[Stored data]

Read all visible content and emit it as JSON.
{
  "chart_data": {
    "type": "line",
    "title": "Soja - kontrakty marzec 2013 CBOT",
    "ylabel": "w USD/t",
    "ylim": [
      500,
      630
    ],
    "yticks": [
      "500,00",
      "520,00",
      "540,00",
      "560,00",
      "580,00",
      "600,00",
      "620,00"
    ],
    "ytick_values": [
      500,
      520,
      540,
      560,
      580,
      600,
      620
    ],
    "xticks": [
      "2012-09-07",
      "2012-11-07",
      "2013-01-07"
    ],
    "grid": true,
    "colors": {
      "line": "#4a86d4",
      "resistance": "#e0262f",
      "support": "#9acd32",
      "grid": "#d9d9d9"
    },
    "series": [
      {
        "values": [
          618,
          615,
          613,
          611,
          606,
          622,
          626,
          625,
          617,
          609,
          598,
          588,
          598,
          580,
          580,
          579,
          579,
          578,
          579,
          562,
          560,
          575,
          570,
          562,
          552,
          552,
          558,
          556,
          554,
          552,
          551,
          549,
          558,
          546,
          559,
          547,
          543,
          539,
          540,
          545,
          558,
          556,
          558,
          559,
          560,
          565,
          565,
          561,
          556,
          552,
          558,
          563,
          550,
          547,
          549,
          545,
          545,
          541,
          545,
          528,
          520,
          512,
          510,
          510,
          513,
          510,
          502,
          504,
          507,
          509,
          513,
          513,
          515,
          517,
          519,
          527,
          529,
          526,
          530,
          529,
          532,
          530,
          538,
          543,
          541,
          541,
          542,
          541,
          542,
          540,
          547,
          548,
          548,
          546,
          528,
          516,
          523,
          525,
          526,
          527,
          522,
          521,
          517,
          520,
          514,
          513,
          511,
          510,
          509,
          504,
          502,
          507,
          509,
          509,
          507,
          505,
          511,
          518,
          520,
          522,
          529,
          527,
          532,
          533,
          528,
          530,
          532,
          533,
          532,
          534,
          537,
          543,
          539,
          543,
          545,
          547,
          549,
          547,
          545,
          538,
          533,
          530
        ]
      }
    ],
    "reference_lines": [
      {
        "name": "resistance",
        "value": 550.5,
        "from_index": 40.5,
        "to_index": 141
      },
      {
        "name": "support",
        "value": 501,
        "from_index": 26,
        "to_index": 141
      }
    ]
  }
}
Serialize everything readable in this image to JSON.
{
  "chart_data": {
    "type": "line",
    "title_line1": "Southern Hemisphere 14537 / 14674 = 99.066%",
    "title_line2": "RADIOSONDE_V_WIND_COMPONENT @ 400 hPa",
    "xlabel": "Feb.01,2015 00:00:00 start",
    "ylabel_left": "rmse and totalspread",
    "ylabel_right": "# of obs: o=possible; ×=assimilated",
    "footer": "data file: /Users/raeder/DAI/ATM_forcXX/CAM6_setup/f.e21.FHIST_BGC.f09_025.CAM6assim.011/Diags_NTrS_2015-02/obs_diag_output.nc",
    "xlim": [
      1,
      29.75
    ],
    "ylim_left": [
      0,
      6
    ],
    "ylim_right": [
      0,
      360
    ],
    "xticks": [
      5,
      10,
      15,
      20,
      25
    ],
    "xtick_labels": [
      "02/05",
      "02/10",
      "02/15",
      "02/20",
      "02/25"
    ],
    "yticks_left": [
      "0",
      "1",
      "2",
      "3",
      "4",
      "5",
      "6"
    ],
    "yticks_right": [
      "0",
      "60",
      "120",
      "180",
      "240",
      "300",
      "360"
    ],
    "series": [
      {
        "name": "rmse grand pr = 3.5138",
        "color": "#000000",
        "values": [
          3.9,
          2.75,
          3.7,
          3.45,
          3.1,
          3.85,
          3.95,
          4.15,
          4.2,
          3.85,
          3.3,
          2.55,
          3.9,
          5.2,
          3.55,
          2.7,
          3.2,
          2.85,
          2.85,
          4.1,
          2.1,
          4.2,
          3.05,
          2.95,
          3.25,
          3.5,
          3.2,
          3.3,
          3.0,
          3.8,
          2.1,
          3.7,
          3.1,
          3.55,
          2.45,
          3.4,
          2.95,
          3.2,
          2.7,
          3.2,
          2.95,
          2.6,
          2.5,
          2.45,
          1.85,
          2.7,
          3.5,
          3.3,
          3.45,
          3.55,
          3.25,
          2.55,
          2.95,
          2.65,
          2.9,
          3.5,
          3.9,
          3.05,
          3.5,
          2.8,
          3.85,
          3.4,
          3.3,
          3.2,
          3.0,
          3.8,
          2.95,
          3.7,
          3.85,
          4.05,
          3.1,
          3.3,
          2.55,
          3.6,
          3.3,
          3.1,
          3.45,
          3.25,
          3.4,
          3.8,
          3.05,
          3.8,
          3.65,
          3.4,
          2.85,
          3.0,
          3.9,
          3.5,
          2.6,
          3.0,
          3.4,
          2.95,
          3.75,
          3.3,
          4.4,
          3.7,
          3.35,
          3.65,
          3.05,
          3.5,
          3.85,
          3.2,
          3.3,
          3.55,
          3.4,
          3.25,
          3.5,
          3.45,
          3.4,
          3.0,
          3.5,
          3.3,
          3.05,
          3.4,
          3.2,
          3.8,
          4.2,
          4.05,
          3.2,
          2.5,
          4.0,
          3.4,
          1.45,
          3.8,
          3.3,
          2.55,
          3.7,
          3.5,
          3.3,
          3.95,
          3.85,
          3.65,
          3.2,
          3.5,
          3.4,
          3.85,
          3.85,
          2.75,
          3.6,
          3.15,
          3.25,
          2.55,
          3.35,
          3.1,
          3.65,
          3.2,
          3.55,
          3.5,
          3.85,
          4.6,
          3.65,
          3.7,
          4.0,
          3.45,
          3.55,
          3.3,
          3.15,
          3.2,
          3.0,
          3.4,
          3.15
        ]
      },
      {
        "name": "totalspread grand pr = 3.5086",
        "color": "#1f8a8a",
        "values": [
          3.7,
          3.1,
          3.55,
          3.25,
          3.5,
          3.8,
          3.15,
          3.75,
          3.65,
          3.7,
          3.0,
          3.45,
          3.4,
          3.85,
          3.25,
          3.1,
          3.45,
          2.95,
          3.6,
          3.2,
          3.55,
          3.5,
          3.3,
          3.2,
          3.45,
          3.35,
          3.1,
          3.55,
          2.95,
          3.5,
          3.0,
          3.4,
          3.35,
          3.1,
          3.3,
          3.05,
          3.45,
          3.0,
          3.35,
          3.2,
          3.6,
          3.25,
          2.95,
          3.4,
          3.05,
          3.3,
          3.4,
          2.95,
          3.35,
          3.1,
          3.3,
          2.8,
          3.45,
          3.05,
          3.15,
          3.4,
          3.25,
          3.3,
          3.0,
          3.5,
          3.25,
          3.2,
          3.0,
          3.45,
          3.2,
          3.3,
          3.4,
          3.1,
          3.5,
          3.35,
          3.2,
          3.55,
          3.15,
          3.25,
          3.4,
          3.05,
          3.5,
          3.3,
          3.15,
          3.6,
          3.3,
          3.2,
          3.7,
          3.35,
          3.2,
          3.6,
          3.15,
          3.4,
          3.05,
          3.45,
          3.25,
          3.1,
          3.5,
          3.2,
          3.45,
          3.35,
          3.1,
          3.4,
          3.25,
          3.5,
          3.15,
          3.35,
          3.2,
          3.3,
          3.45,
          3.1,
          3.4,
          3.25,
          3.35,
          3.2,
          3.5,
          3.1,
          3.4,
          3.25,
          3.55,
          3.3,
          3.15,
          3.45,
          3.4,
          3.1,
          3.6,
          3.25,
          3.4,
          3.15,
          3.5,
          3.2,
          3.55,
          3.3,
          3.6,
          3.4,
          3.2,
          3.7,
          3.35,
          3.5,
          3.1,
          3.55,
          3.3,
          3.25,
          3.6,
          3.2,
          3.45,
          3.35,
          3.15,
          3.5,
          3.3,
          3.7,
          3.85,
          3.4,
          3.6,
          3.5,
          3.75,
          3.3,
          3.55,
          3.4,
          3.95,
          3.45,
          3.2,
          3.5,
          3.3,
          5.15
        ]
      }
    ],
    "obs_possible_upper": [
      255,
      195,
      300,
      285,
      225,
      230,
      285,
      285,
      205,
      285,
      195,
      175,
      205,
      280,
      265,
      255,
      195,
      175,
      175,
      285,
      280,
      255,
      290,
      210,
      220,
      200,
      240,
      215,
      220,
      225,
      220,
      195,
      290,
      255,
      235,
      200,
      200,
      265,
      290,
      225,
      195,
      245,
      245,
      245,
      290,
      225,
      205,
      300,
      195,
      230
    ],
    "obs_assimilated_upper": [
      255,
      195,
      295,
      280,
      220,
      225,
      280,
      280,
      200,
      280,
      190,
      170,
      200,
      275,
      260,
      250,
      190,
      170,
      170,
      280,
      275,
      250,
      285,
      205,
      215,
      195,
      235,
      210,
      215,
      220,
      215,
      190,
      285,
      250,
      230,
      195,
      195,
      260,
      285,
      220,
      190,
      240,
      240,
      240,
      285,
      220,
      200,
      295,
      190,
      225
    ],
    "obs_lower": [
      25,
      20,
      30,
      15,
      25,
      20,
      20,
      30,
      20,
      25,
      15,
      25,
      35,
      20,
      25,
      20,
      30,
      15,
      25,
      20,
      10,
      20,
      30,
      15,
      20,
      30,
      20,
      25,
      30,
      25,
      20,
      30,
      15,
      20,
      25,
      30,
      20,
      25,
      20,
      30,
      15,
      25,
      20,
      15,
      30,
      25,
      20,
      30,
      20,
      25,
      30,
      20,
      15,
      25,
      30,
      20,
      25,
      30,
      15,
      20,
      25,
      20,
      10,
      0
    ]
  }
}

▶ [TASK DESCRIPTION] Lines of the material that contain the word "totalspread" are to be gathered.

▶ [WRITTEN ANSWER]
    "ylabel_left": "rmse and totalspread",
        "name": "totalspread grand pr = 3.5086",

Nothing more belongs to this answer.